▸ **Instructions for the task**
Show each line of the data below that has the string "FAUCETS" in it.

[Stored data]
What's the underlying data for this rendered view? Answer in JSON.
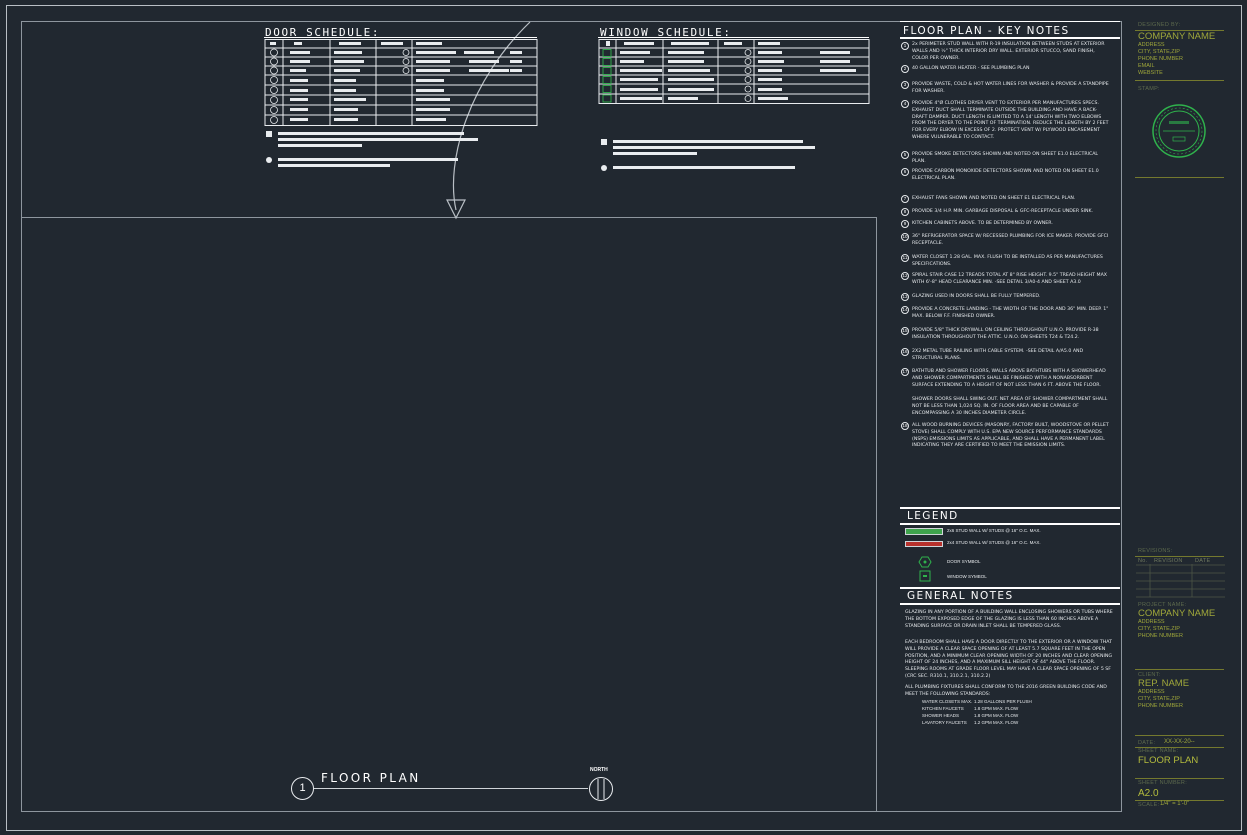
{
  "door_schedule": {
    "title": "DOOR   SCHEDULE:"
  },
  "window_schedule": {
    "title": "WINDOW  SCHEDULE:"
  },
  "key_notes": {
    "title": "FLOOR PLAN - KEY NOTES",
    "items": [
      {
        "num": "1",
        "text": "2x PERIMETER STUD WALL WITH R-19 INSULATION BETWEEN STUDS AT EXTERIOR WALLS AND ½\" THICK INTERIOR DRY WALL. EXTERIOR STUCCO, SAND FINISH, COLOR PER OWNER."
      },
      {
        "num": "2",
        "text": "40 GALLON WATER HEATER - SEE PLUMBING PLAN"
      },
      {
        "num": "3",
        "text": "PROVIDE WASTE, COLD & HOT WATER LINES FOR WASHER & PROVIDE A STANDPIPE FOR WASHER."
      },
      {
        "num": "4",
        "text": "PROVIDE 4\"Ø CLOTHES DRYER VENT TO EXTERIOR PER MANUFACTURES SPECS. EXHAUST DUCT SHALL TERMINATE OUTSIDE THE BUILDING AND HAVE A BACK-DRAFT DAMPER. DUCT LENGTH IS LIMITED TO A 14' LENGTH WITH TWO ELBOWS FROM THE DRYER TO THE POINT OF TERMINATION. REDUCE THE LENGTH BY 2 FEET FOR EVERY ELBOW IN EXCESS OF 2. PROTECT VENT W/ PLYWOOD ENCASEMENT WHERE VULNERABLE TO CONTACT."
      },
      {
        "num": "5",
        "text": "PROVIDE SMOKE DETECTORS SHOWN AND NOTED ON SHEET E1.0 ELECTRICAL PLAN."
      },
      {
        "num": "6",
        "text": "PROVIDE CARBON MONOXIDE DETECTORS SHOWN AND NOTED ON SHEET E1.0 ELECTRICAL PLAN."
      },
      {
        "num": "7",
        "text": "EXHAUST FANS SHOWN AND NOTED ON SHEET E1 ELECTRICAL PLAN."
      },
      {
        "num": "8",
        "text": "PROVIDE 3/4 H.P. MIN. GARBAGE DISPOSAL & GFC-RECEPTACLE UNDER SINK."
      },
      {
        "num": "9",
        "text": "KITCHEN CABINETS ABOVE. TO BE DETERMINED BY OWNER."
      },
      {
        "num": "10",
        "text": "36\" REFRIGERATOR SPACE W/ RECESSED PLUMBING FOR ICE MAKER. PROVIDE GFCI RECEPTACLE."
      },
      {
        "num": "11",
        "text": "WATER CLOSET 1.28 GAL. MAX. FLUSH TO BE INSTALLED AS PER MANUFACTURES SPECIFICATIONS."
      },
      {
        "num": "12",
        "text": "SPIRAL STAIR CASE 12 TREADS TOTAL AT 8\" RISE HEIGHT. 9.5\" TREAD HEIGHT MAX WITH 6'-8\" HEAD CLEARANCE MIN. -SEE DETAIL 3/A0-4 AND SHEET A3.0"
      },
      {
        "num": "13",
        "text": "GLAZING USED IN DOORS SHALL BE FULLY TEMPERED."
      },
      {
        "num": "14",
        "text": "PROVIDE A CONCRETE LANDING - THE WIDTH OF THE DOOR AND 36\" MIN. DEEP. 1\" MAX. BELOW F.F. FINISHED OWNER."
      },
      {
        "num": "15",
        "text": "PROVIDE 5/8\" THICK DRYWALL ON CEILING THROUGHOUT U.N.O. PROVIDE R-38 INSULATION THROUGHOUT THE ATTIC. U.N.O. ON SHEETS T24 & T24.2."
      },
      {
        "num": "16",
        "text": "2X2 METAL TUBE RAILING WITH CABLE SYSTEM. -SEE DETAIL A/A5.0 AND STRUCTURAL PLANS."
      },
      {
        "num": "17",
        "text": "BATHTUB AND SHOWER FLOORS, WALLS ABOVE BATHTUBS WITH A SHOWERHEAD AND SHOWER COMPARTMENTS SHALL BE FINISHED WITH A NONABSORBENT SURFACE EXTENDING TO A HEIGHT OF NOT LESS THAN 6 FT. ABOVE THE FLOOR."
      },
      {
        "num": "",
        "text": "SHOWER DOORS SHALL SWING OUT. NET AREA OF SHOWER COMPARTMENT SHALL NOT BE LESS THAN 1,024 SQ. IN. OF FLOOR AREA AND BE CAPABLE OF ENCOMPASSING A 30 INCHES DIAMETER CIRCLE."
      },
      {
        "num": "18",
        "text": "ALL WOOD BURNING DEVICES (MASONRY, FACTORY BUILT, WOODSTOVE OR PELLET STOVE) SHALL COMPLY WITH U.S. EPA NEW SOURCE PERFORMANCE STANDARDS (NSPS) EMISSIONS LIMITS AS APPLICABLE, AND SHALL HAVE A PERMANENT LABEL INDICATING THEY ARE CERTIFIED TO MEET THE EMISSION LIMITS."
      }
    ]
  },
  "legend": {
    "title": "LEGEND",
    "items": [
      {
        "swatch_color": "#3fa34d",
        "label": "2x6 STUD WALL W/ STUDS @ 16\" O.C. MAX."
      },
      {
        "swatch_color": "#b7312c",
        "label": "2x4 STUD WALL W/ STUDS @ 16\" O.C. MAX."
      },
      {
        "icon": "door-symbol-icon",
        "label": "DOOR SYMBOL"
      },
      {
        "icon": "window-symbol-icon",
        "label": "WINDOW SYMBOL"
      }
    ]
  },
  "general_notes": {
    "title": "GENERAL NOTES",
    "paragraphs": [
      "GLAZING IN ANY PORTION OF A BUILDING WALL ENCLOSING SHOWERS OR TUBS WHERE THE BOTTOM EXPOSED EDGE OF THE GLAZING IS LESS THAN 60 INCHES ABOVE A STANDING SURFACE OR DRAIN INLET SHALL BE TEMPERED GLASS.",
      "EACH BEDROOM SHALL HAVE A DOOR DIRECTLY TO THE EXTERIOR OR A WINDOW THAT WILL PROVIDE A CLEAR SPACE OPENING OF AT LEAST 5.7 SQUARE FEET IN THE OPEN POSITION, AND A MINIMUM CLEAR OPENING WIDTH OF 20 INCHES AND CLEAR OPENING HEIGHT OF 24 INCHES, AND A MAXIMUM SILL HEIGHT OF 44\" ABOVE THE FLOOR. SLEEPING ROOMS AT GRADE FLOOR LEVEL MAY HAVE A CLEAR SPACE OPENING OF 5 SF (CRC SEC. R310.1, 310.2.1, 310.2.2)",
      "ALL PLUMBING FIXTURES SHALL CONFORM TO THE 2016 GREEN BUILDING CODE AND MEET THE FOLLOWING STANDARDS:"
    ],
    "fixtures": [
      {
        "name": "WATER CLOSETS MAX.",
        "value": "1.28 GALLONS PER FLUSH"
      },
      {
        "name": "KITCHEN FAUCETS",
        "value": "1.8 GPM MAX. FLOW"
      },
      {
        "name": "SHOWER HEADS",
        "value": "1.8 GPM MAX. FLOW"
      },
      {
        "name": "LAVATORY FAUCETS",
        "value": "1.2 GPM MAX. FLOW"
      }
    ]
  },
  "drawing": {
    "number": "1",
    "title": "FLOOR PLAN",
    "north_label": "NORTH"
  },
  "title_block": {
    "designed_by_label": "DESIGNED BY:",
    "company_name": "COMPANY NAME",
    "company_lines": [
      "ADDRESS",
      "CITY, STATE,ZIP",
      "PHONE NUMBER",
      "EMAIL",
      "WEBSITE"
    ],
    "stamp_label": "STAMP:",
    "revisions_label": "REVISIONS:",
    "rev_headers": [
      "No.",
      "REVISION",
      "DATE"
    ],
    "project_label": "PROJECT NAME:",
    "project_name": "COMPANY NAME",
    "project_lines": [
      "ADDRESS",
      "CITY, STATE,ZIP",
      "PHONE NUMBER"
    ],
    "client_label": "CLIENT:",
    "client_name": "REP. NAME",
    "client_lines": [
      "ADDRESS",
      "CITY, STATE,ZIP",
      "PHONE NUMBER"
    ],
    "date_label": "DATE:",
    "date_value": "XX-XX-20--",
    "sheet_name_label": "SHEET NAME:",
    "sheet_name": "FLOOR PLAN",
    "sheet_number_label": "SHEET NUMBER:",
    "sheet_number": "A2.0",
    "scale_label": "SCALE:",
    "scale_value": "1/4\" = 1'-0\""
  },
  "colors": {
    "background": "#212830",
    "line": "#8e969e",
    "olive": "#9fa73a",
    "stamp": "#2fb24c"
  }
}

▸ **The solution**
        "name": "KITCHEN FAUCETS",
        "name": "LAVATORY FAUCETS",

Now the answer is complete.